- **Given task**
The records below are split into lines. How many of those lines contain the string "document"? Reply with the number only.

━━━━━━━━━━━━━━━━

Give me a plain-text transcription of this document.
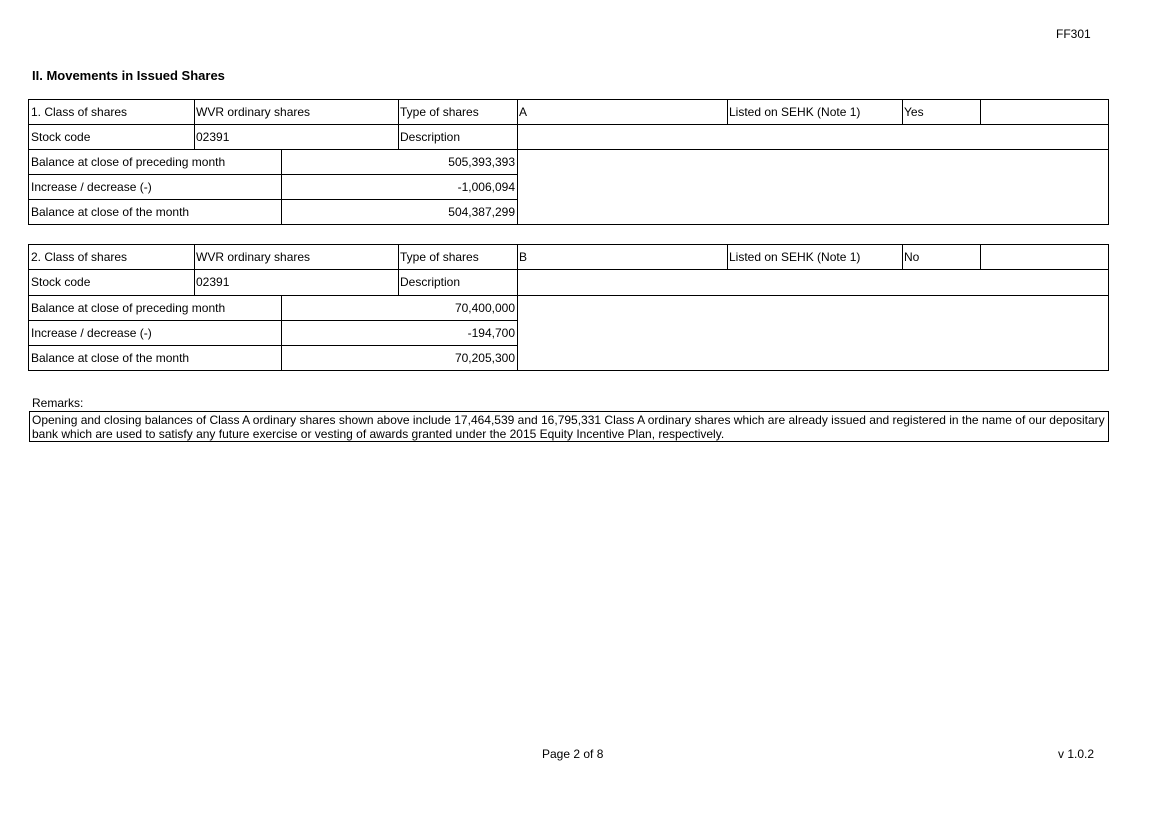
FF301
II. Movements in Issued Shares
1. Class of shares	WVR ordinary shares	Type of shares	A	Listed on SEHK (Note 1)	Yes
Stock code	02391	Description
Balance at close of preceding month	505,393,393
Increase / decrease (-)	-1,006,094
Balance at close of the month	504,387,299
2. Class of shares	WVR ordinary shares	Type of shares	B	Listed on SEHK (Note 1)	No
Stock code	02391	Description
Balance at close of preceding month	70,400,000
Increase / decrease (-)	-194,700
Balance at close of the month	70,205,300
Remarks:
Opening and closing balances of Class A ordinary shares shown above include 17,464,539 and 16,795,331 Class A ordinary shares which are already issued and registered in the name of our depositary bank which are used to satisfy any future exercise or vesting of awards granted under the 2015 Equity Incentive Plan, respectively.
Page 2 of 8	v 1.0.2
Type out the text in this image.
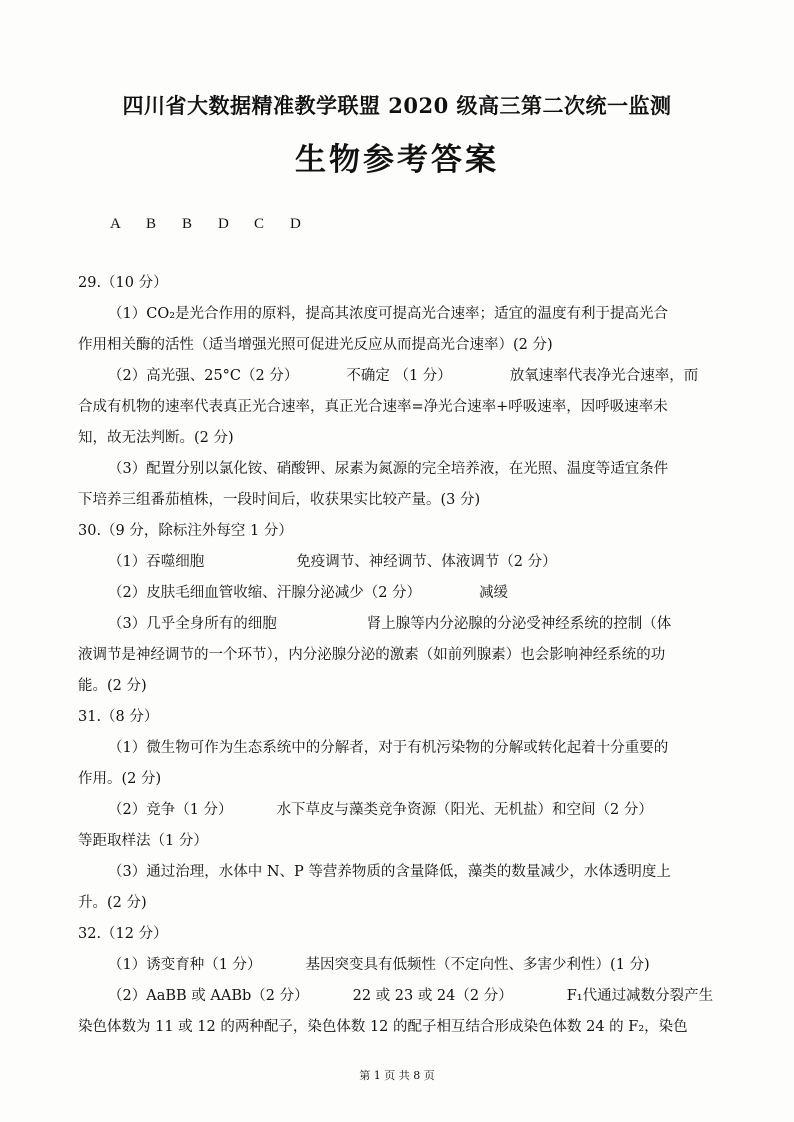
四川省大数据精准教学联盟 2020 级高三第二次统一监测
生物参考答案
A B B D C D
29.（10 分）
（1）CO₂是光合作用的原料，提高其浓度可提高光合速率；适宜的温度有利于提高光合
作用相关酶的活性（适当增强光照可促进光反应从而提高光合速率）(2 分)
（2）高光强、25°C（2 分）	不确定 （1 分）	放氧速率代表净光合速率，而
合成有机物的速率代表真正光合速率，真正光合速率=净光合速率+呼吸速率，因呼吸速率未
知，故无法判断。(2 分)
（3）配置分别以氯化铵、硝酸钾、尿素为氮源的完全培养液，在光照、温度等适宜条件
下培养三组番茄植株，一段时间后，收获果实比较产量。(3 分)
30.（9 分，除标注外每空 1 分）
（1）吞噬细胞	免疫调节、神经调节、体液调节（2 分）
（2）皮肤毛细血管收缩、汗腺分泌减少（2 分）	减缓
（3）几乎全身所有的细胞	肾上腺等内分泌腺的分泌受神经系统的控制（体
液调节是神经调节的一个环节），内分泌腺分泌的激素（如前列腺素）也会影响神经系统的功
能。(2 分)
31.（8 分）
（1）微生物可作为生态系统中的分解者，对于有机污染物的分解或转化起着十分重要的
作用。(2 分)
（2）竞争（1 分）	水下草皮与藻类竞争资源（阳光、无机盐）和空间（2 分）
等距取样法（1 分）
（3）通过治理，水体中 N、P 等营养物质的含量降低，藻类的数量减少，水体透明度上
升。(2 分)
32.（12 分）
（1）诱变育种（1 分）	基因突变具有低频性（不定向性、多害少利性）(1 分)
（2）AaBB 或 AABb（2 分）	22 或 23 或 24（2 分）	F₁代通过减数分裂产生
染色体数为 11 或 12 的两种配子，染色体数 12 的配子相互结合形成染色体数 24 的 F₂，染色
第 1 页 共 8 页
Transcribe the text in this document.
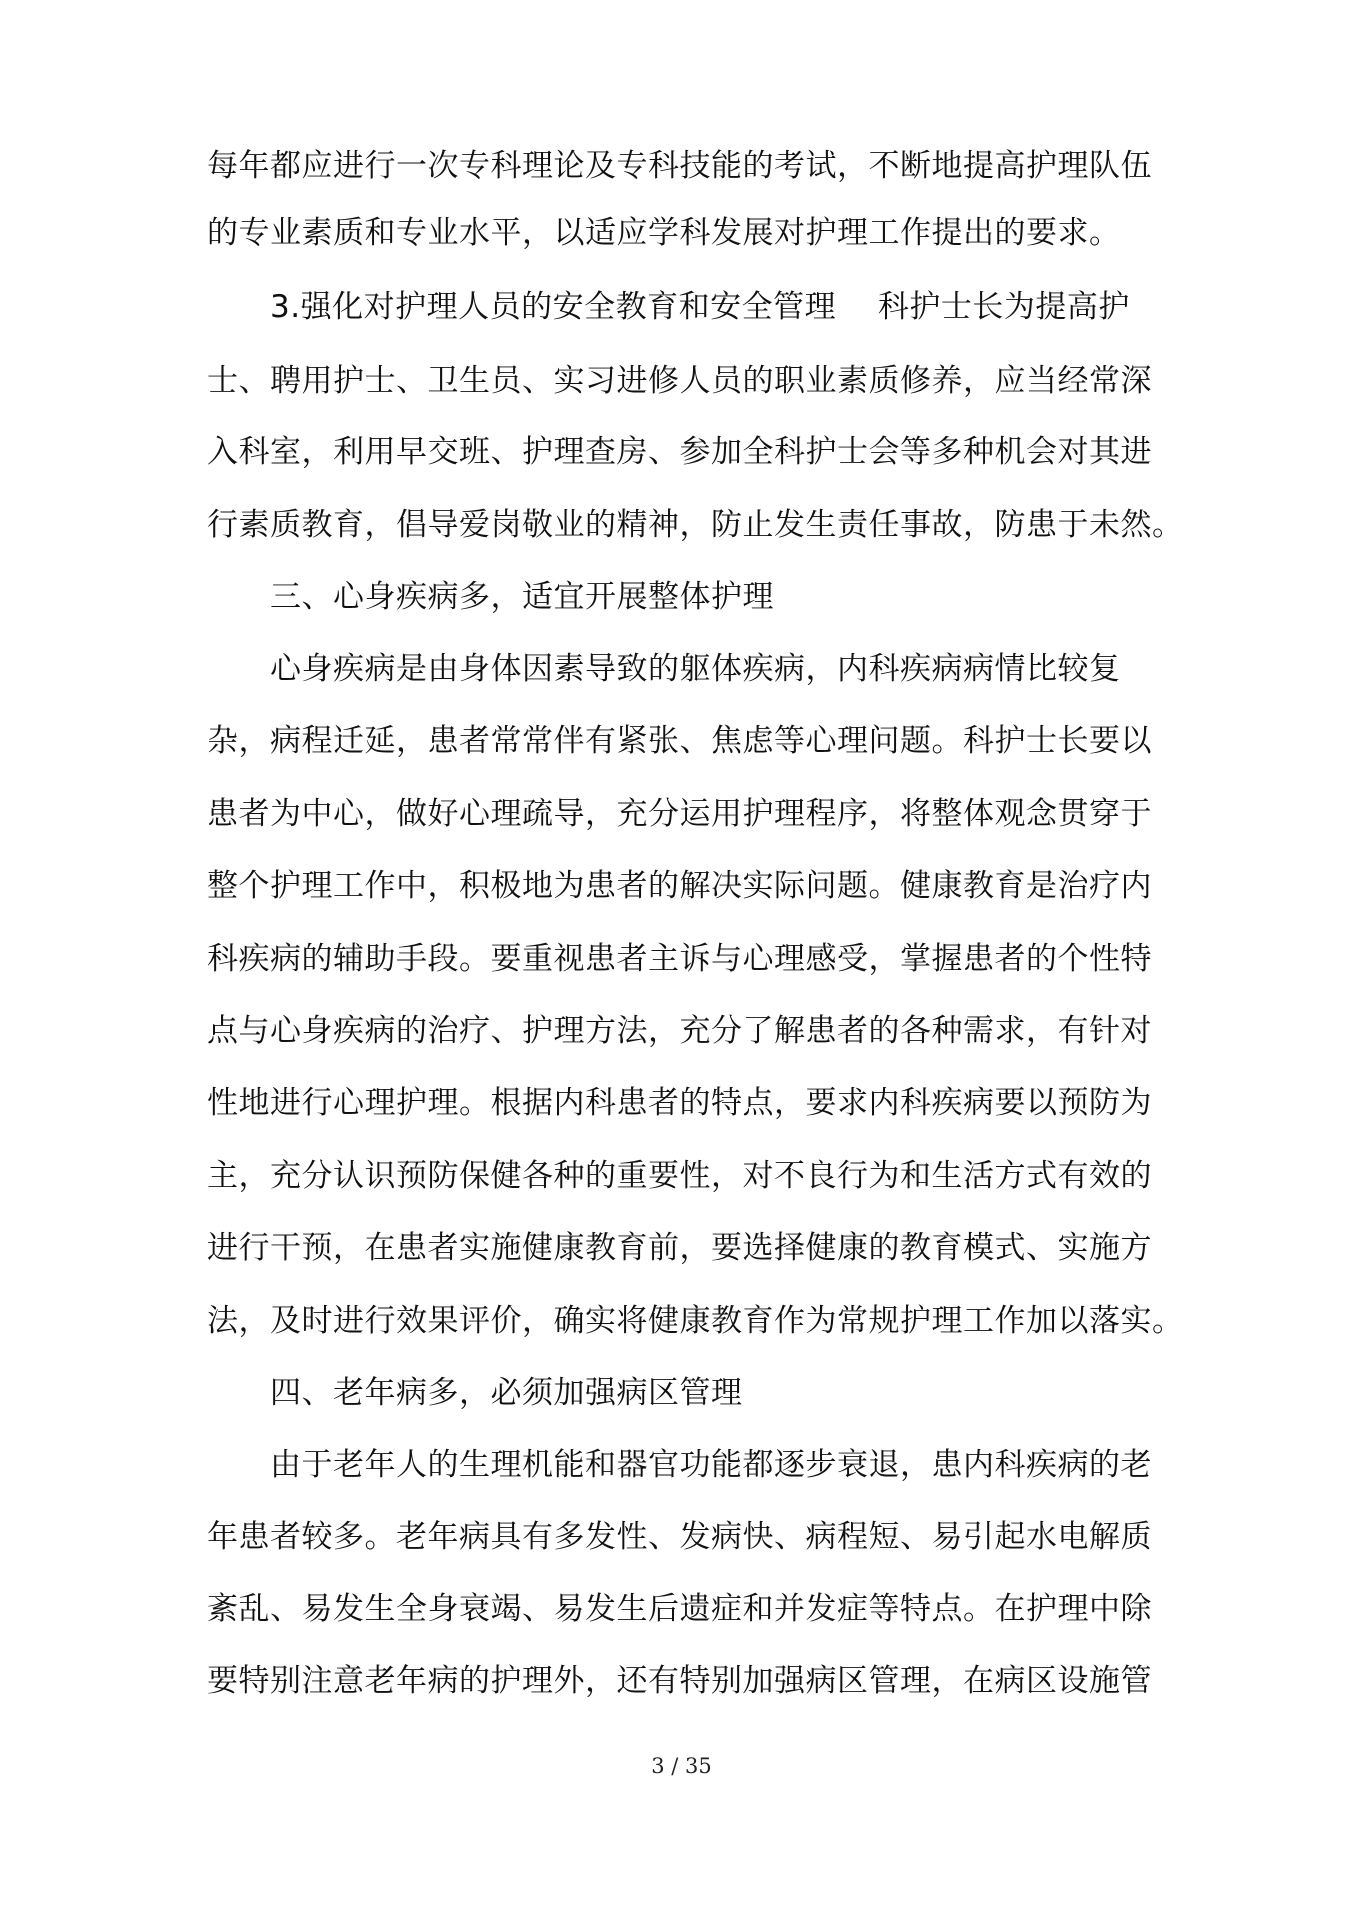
每年都应进行一次专科理论及专科技能的考试，不断地提高护理队伍
的专业素质和专业水平，以适应学科发展对护理工作提出的要求。
3.强化对护理人员的安全教育和安全管理　 科护士长为提高护
士、聘用护士、卫生员、实习进修人员的职业素质修养，应当经常深
入科室，利用早交班、护理查房、参加全科护士会等多种机会对其进
行素质教育，倡导爱岗敬业的精神，防止发生责任事故，防患于未然。
三、心身疾病多，适宜开展整体护理
心身疾病是由身体因素导致的躯体疾病，内科疾病病情比较复
杂，病程迁延，患者常常伴有紧张、焦虑等心理问题。科护士长要以
患者为中心，做好心理疏导，充分运用护理程序，将整体观念贯穿于
整个护理工作中，积极地为患者的解决实际问题。健康教育是治疗内
科疾病的辅助手段。要重视患者主诉与心理感受，掌握患者的个性特
点与心身疾病的治疗、护理方法，充分了解患者的各种需求，有针对
性地进行心理护理。根据内科患者的特点，要求内科疾病要以预防为
主，充分认识预防保健各种的重要性，对不良行为和生活方式有效的
进行干预，在患者实施健康教育前，要选择健康的教育模式、实施方
法，及时进行效果评价，确实将健康教育作为常规护理工作加以落实。
四、老年病多，必须加强病区管理
由于老年人的生理机能和器官功能都逐步衰退，患内科疾病的老
年患者较多。老年病具有多发性、发病快、病程短、易引起水电解质
紊乱、易发生全身衰竭、易发生后遗症和并发症等特点。在护理中除
要特别注意老年病的护理外，还有特别加强病区管理，在病区设施管
3 / 35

━━━━━━━━━━━━━━━━

- **Task output**
2